Database deployments can get overly complicated when there are multiple collaborators working on the same database system. Assuming that version control mechanisms are not in place, collaborators are exposed to risks of corrupting the database by deploying faulty SQL, deploying, testing, or rolling back changes to a wrong SQL version (because it was not versioned in the first place), overriding objects deployed by their colleagues, leading to inconsistent database objects across different environments etc.

Versioning plays a crucial role in the context of database deployment. Here are some key reasons why versioning is important:

  1. Change Tracking and Auditing: by assigning a unique version number or label to each set of changes, we can easily identify and understand the modifications introduced in a specific deployment.
  2. Collaboration and Teamwork: In a collaborative development environment, multiple team members may be working on various aspects of the database simultaneously. Versioning enables effective collaboration by providing a structured mechanism to manage and merge these changes.
  3. Rollback and Recovery: In the event of issues or errors introduced during a database deployment, versioning enables easy rollback and recovery.
  4. Testing and Quality Assurance: Versioning facilitates testing and quality assurance processes by allowing for the creation of dedicated environments for testing different versions of the database.

• DATA:

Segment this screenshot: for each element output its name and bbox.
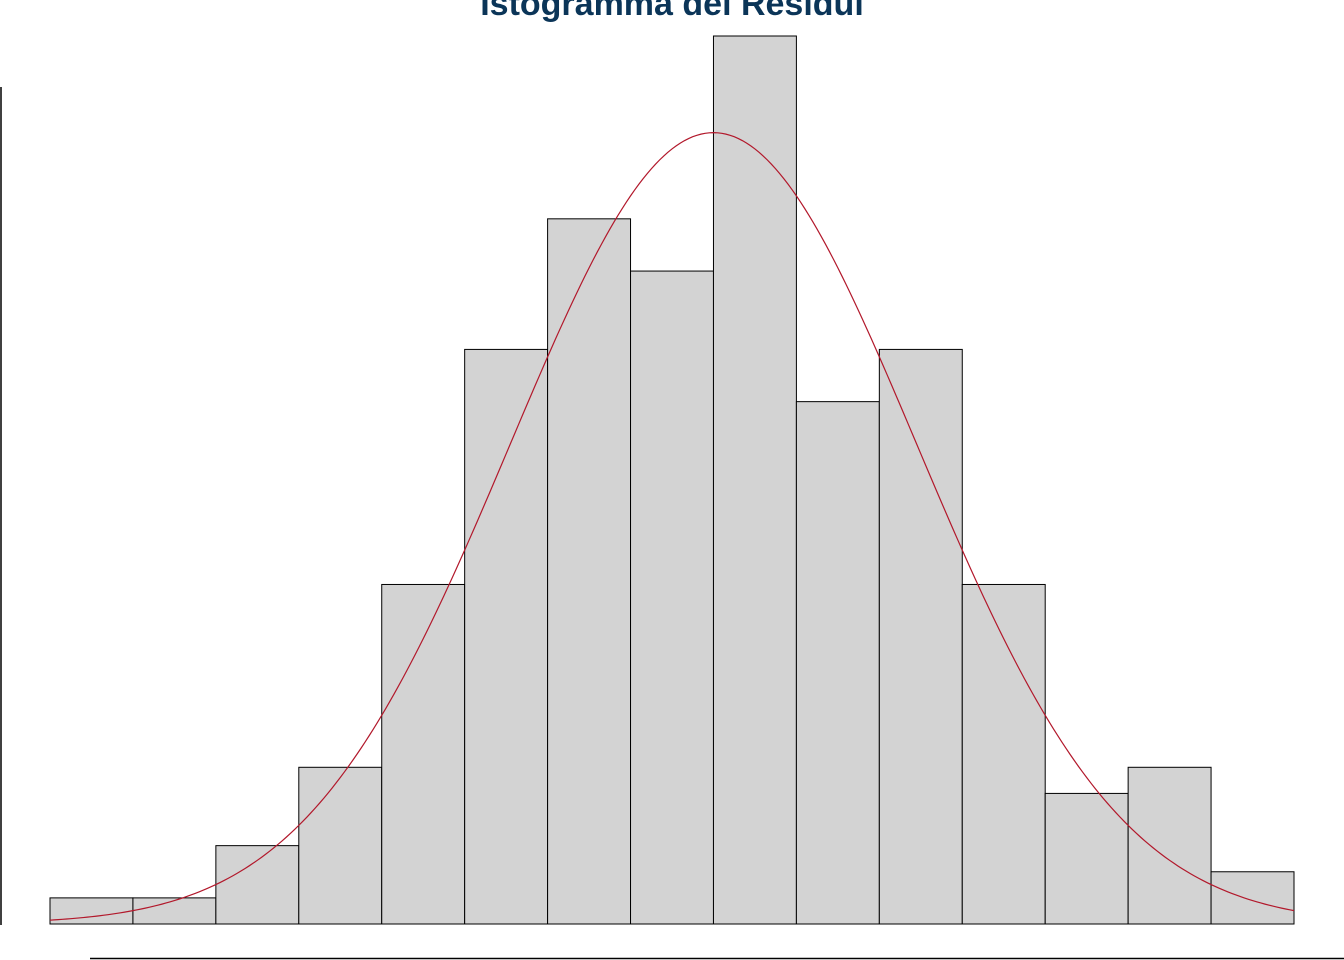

• SET EXERCISE 1: Name each reason the text on database versioning gives for why versioning matters in database deployment.
• SET EXERCISE 2: Write the next part of the text on database versioning, starting after its final sentence.

• WRITTEN ANSWER 1:
Change Tracking and Auditing
Collaboration and Teamwork
Rollback and Recovery
Testing and Quality Assurance

• WRITTEN ANSWER 2:
  5. Documentation Management: Versioning serves as a documentation mechanism for database changes. Each version or label captures the associated schema modifications, data transformations, or SQL scripts, providing a clear record of the evolution of the database structure and content.

Database versioning establishes a structured and controlled process for managing and deploying database changes, leading to increased efficiency, reliability, and maintainability of the database system.

2 Database Deployment Strategies

Regardless of whether database deployments are driven by a version control system or not, a Database Deployment Strategy must be put in place. Among various strategies, we will describe two commonly used ones: Manual Deployments and Script-based deployments.


Figure 1 Conventional Database Deployment Process

Figure 1 shows a conventional Database Deployment process – 1) developers deploy to DEV and complete unit tests successfully: 2) DBAs deploy the same changes to PROD and acceptance tests are completed successfully. This process is repeated by multiple developers and DBAs, potentially at the same time. A standardised set of Deployment rules can prevent multiple developers from overwriting each other’s changes and eliminate some portions of DBAs’ due diligence.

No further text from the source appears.